Problem to solve>
Can the data below be set down again exactly, line for line?

Data listing>
◆ ◆ ◆
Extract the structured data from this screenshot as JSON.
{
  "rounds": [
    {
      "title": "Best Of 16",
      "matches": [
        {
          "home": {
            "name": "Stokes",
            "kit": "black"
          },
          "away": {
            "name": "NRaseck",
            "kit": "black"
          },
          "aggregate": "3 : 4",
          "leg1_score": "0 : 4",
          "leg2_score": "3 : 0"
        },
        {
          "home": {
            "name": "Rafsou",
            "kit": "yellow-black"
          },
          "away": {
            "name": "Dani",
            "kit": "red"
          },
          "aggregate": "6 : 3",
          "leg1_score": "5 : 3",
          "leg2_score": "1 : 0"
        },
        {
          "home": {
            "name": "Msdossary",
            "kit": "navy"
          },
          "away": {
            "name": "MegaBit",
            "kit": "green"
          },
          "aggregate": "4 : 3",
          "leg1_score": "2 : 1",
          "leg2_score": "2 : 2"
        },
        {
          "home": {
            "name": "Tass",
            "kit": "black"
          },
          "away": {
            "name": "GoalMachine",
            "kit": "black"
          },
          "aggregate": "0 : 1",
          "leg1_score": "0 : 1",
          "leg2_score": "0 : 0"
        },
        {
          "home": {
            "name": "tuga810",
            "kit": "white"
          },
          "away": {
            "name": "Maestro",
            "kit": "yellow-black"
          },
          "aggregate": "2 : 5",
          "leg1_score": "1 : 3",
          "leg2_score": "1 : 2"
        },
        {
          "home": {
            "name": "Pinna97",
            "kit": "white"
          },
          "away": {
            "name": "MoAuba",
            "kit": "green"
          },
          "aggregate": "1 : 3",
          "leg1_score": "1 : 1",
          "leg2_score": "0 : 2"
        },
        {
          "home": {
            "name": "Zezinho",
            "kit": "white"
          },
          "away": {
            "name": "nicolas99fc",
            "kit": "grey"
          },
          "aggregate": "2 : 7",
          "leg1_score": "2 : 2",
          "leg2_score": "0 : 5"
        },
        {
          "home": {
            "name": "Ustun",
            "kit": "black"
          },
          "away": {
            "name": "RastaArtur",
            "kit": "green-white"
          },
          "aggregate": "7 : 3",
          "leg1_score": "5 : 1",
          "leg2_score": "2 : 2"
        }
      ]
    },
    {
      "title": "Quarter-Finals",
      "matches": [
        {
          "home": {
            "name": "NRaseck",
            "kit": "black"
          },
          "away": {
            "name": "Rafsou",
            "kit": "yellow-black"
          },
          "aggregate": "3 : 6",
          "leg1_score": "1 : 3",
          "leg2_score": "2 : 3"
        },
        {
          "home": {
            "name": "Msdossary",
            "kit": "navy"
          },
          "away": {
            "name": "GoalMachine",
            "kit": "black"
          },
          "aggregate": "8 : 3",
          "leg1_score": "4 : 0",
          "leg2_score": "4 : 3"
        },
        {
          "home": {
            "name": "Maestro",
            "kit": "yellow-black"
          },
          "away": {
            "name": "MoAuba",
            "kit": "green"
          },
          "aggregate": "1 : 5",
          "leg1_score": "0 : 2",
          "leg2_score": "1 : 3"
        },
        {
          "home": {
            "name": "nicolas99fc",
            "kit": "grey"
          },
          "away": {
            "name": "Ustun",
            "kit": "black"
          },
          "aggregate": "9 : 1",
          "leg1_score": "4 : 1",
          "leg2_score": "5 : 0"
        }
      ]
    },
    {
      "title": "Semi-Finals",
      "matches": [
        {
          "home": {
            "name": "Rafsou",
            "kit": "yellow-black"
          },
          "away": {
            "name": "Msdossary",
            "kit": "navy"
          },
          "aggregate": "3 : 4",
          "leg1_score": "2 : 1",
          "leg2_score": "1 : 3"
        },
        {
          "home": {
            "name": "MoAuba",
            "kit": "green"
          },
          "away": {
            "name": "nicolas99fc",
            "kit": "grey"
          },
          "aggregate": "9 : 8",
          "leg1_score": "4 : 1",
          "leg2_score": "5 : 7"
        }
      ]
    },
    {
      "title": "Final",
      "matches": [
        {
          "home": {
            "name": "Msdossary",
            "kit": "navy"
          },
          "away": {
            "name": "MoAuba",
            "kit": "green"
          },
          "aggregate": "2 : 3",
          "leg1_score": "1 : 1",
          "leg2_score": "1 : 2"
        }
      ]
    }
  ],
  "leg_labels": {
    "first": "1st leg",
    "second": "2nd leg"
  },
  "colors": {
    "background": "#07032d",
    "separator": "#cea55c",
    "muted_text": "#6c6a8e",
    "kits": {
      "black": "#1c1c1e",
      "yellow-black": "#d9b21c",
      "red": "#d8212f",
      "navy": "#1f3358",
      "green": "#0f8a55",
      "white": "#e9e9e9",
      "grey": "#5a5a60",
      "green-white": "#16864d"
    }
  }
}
◆ ◆ ◆
Completed exercise>
Extract the structured data from this screenshot as JSON.
{
  "rounds": [
    {
      "title": "Best Of 16",
      "matches": [
        {
          "home": {
            "name": "Stokes",
            "kit": "black"
          },
          "away": {
            "name": "NRaseck",
            "kit": "black"
          },
          "aggregate": "3 : 4",
          "leg1_score": "0 : 4",
          "leg2_score": "3 : 0"
        },
        {
          "home": {
            "name": "Rafsou",
            "kit": "yellow-black"
          },
          "away": {
            "name": "Dani",
            "kit": "red"
          },
          "aggregate": "6 : 3",
          "leg1_score": "5 : 3",
          "leg2_score": "1 : 0"
        },
        {
          "home": {
            "name": "Msdossary",
            "kit": "navy"
          },
          "away": {
            "name": "MegaBit",
            "kit": "green"
          },
          "aggregate": "4 : 3",
          "leg1_score": "2 : 1",
          "leg2_score": "2 : 2"
        },
        {
          "home": {
            "name": "Tass",
            "kit": "black"
          },
          "away": {
            "name": "GoalMachine",
            "kit": "black"
          },
          "aggregate": "0 : 1",
          "leg1_score": "0 : 1",
          "leg2_score": "0 : 0"
        },
        {
          "home": {
            "name": "tuga810",
            "kit": "white"
          },
          "away": {
            "name": "Maestro",
            "kit": "yellow-black"
          },
          "aggregate": "2 : 5",
          "leg1_score": "1 : 3",
          "leg2_score": "1 : 2"
        },
        {
          "home": {
            "name": "Pinna97",
            "kit": "white"
          },
          "away": {
            "name": "MoAuba",
            "kit": "green"
          },
          "aggregate": "1 : 3",
          "leg1_score": "1 : 1",
          "leg2_score": "0 : 2"
        },
        {
          "home": {
            "name": "Zezinho",
            "kit": "white"
          },
          "away": {
            "name": "nicolas99fc",
            "kit": "grey"
          },
          "aggregate": "2 : 7",
          "leg1_score": "2 : 2",
          "leg2_score": "0 : 5"
        },
        {
          "home": {
            "name": "Ustun",
            "kit": "black"
          },
          "away": {
            "name": "RastaArtur",
            "kit": "green-white"
          },
          "aggregate": "7 : 3",
          "leg1_score": "5 : 1",
          "leg2_score": "2 : 2"
        }
      ]
    },
    {
      "title": "Quarter-Finals",
      "matches": [
        {
          "home": {
            "name": "NRaseck",
            "kit": "black"
          },
          "away": {
            "name": "Rafsou",
            "kit": "yellow-black"
          },
          "aggregate": "3 : 6",
          "leg1_score": "1 : 3",
          "leg2_score": "2 : 3"
        },
        {
          "home": {
            "name": "Msdossary",
            "kit": "navy"
          },
          "away": {
            "name": "GoalMachine",
            "kit": "black"
          },
          "aggregate": "8 : 3",
          "leg1_score": "4 : 0",
          "leg2_score": "4 : 3"
        },
        {
          "home": {
            "name": "Maestro",
            "kit": "yellow-black"
          },
          "away": {
            "name": "MoAuba",
            "kit": "green"
          },
          "aggregate": "1 : 5",
          "leg1_score": "0 : 2",
          "leg2_score": "1 : 3"
        },
        {
          "home": {
            "name": "nicolas99fc",
            "kit": "grey"
          },
          "away": {
            "name": "Ustun",
            "kit": "black"
          },
          "aggregate": "9 : 1",
          "leg1_score": "4 : 1",
          "leg2_score": "5 : 0"
        }
      ]
    },
    {
      "title": "Semi-Finals",
      "matches": [
        {
          "home": {
            "name": "Rafsou",
            "kit": "yellow-black"
          },
          "away": {
            "name": "Msdossary",
            "kit": "navy"
          },
          "aggregate": "3 : 4",
          "leg1_score": "2 : 1",
          "leg2_score": "1 : 3"
        },
        {
          "home": {
            "name": "MoAuba",
            "kit": "green"
          },
          "away": {
            "name": "nicolas99fc",
            "kit": "grey"
          },
          "aggregate": "9 : 8",
          "leg1_score": "4 : 1",
          "leg2_score": "5 : 7"
        }
      ]
    },
    {
      "title": "Final",
      "matches": [
        {
          "home": {
            "name": "Msdossary",
            "kit": "navy"
          },
          "away": {
            "name": "MoAuba",
            "kit": "green"
          },
          "aggregate": "2 : 3",
          "leg1_score": "1 : 1",
          "leg2_score": "1 : 2"
        }
      ]
    }
  ],
  "leg_labels": {
    "first": "1st leg",
    "second": "2nd leg"
  },
  "colors": {
    "background": "#07032d",
    "separator": "#cea55c",
    "muted_text": "#6c6a8e",
    "kits": {
      "black": "#1c1c1e",
      "yellow-black": "#d9b21c",
      "red": "#d8212f",
      "navy": "#1f3358",
      "green": "#0f8a55",
      "white": "#e9e9e9",
      "grey": "#5a5a60",
      "green-white": "#16864d"
    }
  }
}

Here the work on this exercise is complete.